AIM — Search the entries for the word "grilled" and pull out each line that has it.
((
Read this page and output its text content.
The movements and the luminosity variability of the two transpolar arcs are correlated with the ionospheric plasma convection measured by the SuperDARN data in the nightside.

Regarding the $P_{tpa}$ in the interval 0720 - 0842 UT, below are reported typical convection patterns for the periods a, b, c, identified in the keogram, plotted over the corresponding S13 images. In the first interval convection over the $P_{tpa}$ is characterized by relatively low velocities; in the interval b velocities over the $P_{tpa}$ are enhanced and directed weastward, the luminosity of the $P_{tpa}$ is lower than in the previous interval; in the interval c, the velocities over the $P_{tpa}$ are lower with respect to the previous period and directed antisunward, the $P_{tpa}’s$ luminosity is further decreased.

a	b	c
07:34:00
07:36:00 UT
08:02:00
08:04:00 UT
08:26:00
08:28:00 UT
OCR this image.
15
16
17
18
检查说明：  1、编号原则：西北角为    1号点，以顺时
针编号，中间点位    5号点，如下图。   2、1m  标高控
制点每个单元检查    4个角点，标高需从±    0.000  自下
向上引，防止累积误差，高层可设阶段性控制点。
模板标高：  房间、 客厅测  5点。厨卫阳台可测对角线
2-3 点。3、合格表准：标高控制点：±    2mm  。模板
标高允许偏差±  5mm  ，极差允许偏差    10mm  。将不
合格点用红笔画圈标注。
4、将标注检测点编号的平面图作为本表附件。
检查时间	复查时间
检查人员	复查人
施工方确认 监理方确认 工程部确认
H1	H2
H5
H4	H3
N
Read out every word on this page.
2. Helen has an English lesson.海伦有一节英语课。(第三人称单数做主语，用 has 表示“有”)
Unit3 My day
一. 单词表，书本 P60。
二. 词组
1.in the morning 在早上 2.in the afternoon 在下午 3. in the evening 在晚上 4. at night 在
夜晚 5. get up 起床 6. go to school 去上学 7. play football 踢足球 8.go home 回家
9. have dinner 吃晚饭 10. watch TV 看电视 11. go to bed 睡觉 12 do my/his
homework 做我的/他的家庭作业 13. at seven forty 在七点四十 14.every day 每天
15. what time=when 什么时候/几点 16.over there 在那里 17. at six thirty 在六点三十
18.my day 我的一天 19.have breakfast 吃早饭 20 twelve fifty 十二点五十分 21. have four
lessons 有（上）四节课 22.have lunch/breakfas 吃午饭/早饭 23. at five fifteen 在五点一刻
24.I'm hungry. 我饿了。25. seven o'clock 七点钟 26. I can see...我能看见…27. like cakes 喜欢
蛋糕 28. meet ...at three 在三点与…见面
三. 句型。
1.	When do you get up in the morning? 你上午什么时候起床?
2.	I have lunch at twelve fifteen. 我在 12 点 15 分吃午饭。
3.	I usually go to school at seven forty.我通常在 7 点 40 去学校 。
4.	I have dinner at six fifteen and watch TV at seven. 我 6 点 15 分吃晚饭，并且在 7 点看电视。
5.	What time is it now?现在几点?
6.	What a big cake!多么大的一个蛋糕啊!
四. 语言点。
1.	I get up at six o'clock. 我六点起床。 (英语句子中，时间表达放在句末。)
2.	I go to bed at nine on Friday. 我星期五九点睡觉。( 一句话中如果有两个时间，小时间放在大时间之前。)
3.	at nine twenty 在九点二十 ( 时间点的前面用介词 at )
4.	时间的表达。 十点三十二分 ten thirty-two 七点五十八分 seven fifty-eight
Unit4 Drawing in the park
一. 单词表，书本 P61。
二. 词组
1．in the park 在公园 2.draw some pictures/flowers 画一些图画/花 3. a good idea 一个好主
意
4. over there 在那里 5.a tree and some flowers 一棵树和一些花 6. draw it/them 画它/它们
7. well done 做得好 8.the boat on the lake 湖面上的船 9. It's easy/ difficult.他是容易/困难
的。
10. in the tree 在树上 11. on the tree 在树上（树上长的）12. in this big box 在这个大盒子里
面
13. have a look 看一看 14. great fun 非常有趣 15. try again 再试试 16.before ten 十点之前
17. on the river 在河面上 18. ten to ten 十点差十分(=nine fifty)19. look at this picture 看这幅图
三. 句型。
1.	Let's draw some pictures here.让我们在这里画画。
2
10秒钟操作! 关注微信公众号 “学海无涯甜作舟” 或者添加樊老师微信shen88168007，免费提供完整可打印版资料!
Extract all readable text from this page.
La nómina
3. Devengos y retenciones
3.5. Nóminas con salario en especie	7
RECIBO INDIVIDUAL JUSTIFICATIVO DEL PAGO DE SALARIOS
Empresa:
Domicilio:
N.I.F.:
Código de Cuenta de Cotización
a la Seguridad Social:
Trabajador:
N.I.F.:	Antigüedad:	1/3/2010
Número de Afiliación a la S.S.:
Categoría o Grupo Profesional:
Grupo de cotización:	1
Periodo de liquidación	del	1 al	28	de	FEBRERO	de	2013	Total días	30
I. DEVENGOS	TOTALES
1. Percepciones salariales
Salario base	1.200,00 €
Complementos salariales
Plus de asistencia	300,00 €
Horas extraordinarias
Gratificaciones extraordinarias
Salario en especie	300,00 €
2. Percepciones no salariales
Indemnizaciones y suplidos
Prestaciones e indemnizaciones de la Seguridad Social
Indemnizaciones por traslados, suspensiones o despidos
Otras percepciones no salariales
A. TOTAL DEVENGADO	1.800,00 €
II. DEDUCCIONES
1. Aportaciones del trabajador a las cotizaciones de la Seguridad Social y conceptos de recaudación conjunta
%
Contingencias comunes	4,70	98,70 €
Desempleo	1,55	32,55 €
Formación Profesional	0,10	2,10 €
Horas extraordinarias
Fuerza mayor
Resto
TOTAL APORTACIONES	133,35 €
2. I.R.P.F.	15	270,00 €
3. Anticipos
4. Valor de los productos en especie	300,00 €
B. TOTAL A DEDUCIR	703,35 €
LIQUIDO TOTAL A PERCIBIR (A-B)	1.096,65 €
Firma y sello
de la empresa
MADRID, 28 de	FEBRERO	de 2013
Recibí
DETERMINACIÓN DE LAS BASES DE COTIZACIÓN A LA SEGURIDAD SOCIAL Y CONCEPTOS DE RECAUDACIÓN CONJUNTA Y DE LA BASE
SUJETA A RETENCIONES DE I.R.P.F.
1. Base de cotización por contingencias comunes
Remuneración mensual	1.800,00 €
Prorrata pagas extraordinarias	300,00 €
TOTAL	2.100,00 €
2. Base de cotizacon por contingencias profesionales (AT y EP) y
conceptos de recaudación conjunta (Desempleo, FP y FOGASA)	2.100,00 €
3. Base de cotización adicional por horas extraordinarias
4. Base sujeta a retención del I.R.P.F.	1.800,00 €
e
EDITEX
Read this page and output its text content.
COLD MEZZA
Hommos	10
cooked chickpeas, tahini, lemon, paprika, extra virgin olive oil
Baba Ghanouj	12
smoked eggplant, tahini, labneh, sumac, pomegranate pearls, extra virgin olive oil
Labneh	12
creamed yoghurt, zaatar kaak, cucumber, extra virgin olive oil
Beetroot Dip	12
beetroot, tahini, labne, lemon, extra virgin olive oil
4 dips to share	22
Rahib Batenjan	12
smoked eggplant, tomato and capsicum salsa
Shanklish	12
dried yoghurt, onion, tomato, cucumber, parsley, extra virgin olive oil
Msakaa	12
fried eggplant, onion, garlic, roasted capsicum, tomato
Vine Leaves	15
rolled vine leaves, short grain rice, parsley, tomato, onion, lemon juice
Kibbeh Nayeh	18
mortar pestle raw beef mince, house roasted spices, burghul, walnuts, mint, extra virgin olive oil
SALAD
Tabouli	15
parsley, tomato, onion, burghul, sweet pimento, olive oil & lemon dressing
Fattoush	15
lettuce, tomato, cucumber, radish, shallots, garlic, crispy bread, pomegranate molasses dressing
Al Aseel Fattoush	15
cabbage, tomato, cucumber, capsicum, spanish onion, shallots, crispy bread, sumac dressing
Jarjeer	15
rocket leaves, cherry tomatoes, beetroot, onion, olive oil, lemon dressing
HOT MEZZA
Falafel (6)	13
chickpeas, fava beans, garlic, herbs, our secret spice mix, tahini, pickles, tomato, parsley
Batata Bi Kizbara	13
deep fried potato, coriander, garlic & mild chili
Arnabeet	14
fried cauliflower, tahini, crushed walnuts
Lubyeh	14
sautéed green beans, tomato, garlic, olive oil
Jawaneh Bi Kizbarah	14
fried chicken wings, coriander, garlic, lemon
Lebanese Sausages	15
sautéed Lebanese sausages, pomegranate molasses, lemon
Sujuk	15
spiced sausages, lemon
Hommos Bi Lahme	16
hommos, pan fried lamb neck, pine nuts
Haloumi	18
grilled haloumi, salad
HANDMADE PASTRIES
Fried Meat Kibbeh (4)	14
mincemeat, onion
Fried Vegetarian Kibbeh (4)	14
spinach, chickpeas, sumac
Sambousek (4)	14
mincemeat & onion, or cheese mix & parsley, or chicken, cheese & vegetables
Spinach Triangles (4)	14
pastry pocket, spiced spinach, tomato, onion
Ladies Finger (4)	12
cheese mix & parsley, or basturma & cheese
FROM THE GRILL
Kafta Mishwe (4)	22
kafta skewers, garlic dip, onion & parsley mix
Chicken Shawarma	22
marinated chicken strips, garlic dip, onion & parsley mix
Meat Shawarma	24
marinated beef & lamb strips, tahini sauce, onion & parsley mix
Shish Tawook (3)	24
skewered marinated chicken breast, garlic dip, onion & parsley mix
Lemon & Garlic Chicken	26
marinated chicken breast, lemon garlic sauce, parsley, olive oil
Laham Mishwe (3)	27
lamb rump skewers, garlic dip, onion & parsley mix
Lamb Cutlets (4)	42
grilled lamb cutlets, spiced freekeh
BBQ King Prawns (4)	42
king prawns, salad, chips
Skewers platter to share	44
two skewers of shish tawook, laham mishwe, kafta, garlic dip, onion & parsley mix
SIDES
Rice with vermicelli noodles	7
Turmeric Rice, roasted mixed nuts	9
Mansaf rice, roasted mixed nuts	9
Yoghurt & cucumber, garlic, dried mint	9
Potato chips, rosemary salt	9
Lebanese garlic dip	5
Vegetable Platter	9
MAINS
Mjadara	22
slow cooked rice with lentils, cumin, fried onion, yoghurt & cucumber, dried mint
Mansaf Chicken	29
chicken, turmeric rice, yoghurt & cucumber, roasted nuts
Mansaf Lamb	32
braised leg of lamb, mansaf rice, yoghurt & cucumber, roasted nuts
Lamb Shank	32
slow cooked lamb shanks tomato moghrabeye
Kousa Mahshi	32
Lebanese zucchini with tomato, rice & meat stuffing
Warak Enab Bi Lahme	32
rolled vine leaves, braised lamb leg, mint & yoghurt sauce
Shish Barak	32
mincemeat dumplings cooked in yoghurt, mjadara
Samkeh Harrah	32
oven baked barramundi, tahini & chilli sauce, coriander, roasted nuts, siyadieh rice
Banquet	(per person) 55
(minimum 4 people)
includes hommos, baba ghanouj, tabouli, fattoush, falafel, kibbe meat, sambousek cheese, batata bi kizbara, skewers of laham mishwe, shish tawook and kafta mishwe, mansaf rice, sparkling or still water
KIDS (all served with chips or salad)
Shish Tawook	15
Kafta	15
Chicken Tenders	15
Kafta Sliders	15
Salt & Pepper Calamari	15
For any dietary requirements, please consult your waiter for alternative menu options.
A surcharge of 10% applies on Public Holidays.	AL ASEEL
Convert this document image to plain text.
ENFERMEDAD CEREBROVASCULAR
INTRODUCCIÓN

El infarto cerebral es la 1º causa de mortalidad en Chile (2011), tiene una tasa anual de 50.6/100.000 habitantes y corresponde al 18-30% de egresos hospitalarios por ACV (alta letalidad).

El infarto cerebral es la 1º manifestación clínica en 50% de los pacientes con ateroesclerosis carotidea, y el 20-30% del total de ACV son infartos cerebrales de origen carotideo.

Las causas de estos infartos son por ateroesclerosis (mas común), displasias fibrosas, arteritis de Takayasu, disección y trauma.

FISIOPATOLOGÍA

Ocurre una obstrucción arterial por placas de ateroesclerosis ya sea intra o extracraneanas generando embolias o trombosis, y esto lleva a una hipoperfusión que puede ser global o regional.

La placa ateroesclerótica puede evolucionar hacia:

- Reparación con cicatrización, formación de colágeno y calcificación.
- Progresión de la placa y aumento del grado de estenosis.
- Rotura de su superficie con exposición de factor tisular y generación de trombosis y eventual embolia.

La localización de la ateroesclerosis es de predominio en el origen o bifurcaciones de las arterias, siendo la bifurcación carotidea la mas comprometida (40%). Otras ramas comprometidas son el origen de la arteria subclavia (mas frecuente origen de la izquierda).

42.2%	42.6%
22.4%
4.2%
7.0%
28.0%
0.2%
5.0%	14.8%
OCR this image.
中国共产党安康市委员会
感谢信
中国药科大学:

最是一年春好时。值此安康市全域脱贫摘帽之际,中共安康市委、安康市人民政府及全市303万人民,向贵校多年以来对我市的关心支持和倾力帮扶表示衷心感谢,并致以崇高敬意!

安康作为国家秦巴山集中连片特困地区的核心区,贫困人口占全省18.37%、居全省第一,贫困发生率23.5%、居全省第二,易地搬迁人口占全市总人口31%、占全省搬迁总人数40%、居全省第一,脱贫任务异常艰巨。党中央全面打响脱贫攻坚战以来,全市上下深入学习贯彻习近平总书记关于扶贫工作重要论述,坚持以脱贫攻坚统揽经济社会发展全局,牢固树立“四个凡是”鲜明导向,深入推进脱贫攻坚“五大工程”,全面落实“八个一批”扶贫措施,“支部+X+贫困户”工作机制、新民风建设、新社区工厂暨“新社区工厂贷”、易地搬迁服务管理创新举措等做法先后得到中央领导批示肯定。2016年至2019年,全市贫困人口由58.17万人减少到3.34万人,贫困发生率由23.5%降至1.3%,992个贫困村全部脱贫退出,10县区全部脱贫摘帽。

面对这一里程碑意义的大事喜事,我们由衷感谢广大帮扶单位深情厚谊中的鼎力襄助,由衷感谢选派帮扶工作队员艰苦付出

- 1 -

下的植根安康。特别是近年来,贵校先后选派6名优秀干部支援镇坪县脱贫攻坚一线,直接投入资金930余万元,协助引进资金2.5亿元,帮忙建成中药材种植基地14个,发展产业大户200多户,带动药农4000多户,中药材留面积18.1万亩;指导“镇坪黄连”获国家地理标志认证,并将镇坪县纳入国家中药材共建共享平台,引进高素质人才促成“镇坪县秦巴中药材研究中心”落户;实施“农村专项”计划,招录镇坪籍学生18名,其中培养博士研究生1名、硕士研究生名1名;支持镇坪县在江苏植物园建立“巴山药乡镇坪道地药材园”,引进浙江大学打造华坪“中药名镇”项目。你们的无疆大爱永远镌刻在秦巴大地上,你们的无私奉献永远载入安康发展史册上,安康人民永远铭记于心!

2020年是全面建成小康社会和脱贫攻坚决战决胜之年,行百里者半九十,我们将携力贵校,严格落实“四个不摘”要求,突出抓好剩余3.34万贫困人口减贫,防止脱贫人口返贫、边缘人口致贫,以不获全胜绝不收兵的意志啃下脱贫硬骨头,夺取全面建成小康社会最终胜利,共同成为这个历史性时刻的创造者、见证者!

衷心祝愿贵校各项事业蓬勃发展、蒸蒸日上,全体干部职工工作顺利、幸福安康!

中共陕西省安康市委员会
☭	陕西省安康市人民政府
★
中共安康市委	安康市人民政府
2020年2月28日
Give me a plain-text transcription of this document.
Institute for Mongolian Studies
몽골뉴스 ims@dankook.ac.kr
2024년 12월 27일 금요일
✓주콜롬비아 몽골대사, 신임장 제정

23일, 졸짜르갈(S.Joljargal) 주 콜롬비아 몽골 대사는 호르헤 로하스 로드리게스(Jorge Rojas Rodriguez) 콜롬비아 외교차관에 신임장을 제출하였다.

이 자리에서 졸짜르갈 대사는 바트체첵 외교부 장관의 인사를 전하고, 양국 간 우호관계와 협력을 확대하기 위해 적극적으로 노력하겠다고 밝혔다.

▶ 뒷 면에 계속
))
EXPECTED OUTPUT —
grilled haloumi, salad
grilled lamb cutlets, spiced freekeh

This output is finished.